:: Input records
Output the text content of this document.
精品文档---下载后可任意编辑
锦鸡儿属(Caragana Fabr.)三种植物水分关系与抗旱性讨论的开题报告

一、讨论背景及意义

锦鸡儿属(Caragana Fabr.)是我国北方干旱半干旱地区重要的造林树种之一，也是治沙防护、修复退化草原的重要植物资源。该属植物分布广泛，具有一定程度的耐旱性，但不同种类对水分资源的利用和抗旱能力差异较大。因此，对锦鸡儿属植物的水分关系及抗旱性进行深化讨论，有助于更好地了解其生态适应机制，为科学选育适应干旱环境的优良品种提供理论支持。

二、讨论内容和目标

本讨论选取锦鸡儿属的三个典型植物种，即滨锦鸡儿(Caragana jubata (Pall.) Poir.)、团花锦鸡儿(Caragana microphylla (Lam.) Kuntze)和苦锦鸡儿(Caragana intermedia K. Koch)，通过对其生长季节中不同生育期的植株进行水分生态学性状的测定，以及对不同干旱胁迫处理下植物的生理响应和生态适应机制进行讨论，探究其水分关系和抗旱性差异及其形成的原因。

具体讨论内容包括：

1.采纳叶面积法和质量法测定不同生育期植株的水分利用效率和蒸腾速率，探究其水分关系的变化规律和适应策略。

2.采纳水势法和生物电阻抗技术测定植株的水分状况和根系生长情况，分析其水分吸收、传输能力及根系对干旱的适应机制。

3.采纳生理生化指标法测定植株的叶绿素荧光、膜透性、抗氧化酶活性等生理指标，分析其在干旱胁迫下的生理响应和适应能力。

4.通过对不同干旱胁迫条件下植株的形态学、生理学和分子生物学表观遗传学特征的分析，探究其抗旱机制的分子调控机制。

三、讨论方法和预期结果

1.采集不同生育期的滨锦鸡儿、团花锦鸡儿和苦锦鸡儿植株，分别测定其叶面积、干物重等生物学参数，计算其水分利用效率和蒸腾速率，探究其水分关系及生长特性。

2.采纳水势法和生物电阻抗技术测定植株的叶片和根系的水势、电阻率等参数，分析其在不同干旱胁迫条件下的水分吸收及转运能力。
::::
:: Input records
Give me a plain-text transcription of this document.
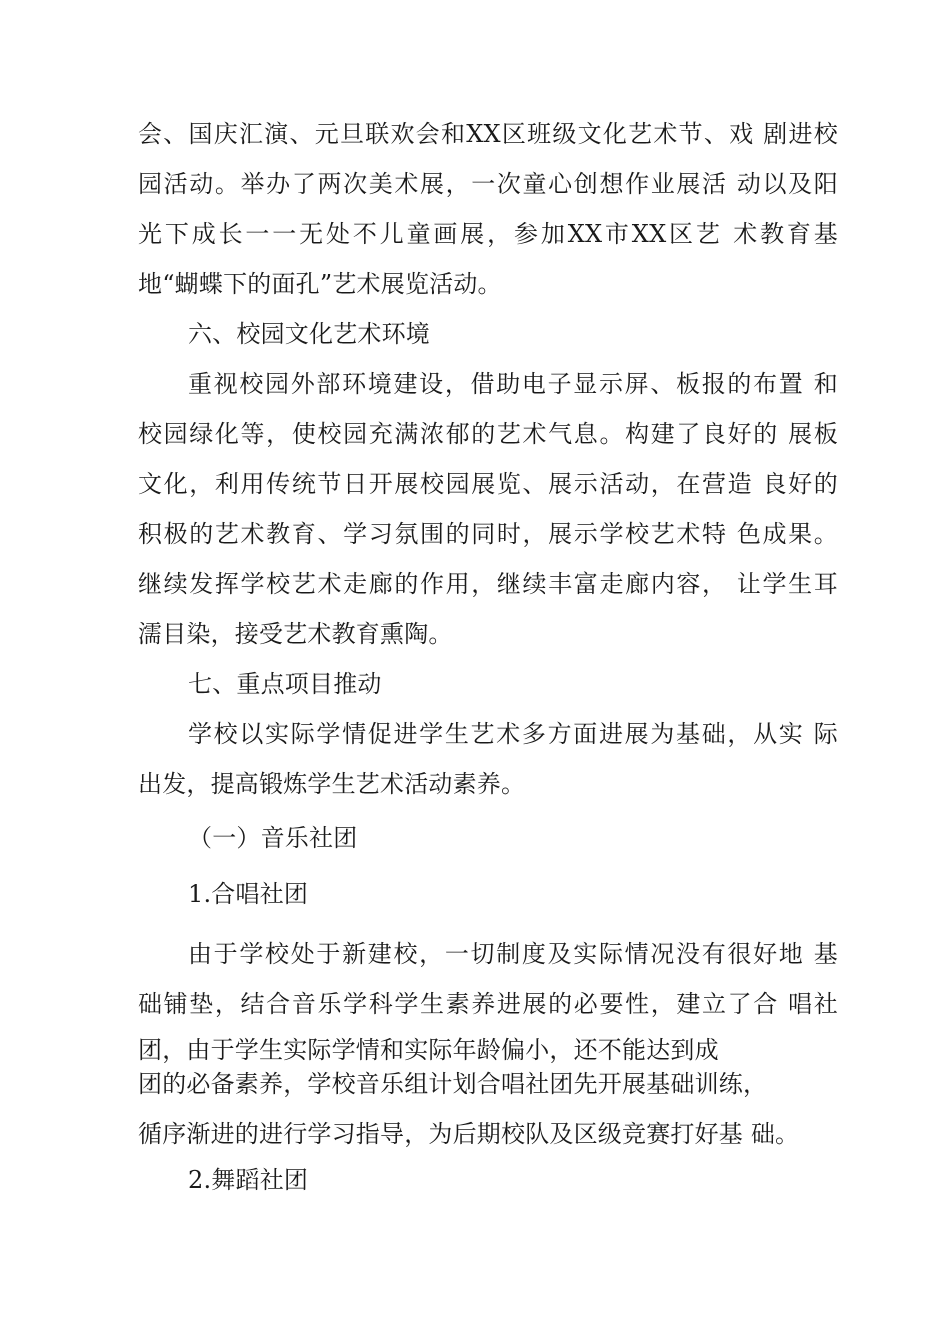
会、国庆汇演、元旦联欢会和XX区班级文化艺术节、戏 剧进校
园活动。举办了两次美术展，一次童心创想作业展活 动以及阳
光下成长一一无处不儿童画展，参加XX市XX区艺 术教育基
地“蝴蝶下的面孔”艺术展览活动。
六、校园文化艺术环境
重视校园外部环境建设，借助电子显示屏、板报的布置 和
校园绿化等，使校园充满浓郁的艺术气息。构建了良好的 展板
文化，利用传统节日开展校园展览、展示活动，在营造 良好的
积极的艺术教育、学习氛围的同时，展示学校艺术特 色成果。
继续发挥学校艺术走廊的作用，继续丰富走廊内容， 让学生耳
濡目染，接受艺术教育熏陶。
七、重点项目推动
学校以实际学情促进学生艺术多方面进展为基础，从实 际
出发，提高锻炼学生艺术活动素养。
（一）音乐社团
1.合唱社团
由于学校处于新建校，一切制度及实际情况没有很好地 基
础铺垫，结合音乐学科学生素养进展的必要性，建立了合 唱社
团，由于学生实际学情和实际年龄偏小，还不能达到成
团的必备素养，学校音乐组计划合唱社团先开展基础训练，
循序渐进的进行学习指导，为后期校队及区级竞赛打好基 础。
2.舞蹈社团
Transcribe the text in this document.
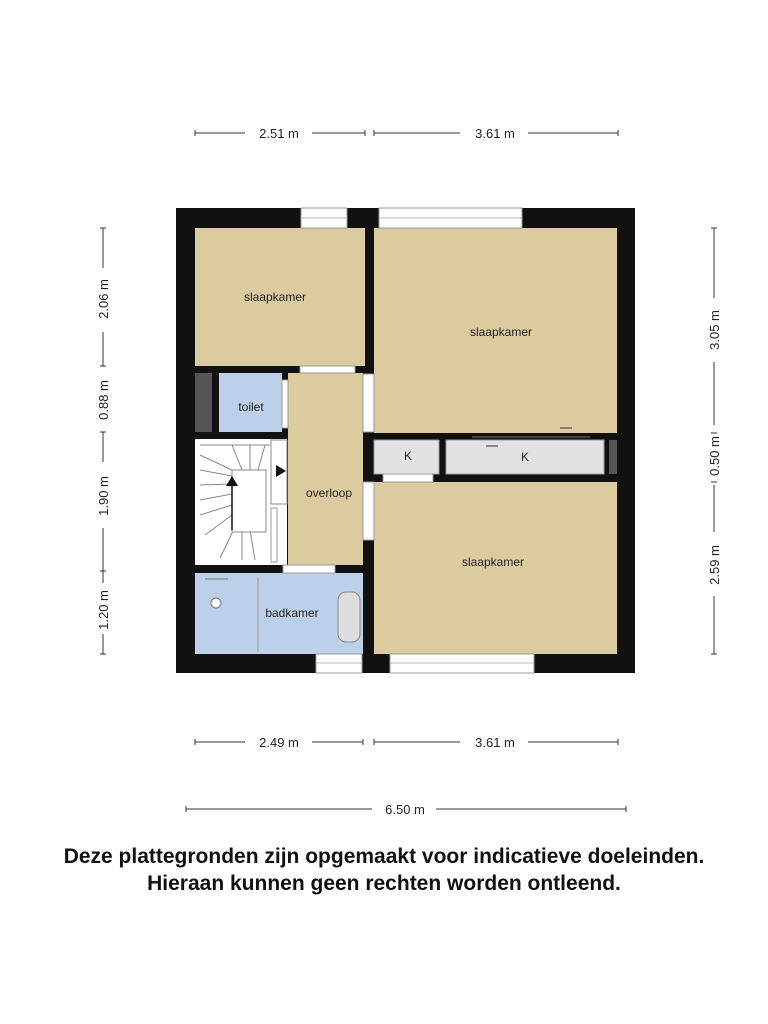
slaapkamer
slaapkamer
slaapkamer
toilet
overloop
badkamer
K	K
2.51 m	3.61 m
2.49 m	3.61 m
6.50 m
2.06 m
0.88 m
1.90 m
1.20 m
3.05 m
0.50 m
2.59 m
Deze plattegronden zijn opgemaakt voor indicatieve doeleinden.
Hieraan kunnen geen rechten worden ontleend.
::::
:: Input records
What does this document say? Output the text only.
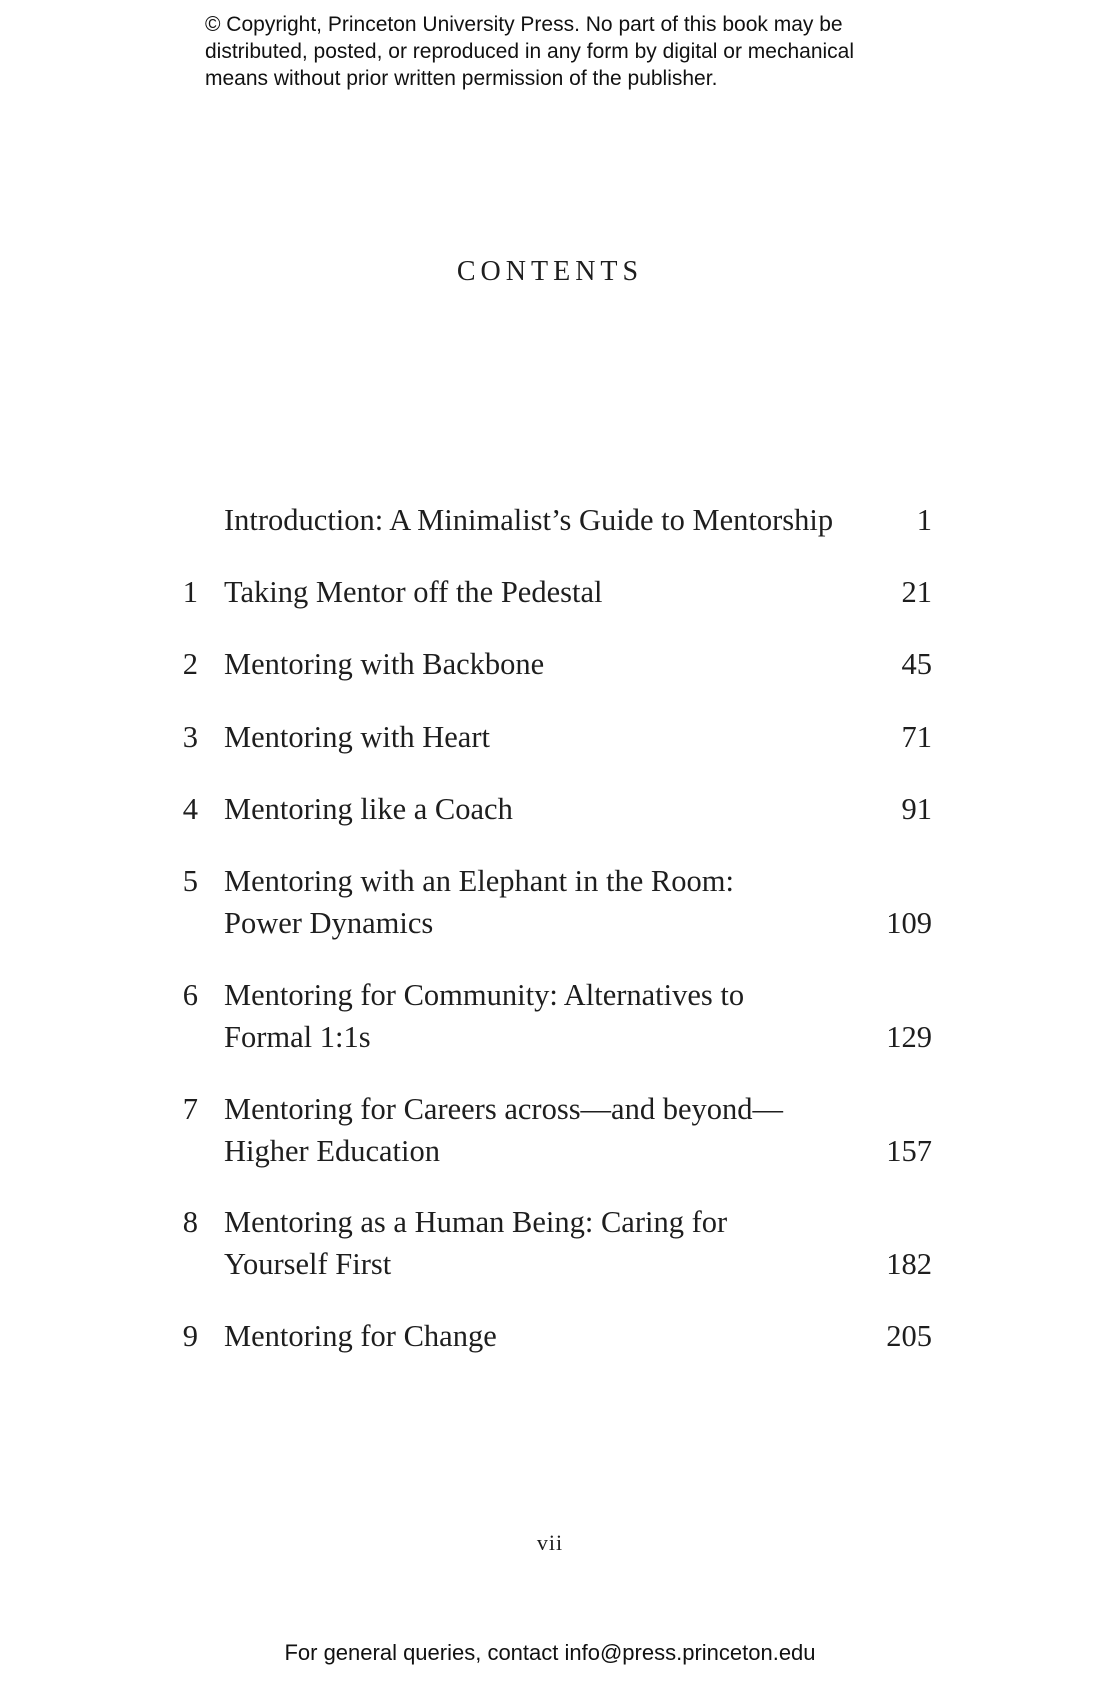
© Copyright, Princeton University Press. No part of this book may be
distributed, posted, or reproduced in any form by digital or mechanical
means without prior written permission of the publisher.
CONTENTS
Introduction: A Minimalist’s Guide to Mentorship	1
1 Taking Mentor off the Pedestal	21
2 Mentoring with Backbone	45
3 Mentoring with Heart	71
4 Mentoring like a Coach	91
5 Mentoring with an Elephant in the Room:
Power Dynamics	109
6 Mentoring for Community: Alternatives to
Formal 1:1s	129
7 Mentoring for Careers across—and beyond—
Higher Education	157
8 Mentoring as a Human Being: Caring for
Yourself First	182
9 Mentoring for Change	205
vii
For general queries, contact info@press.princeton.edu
::::
→ **What is required**
Look over the listing. Pull out every line with the string "text" in it.

→ **Response below**
Output the text content of this document.
Give me a plain-text transcription of this document.
Transcribe the text in this document.
What does this document say? Output the text only.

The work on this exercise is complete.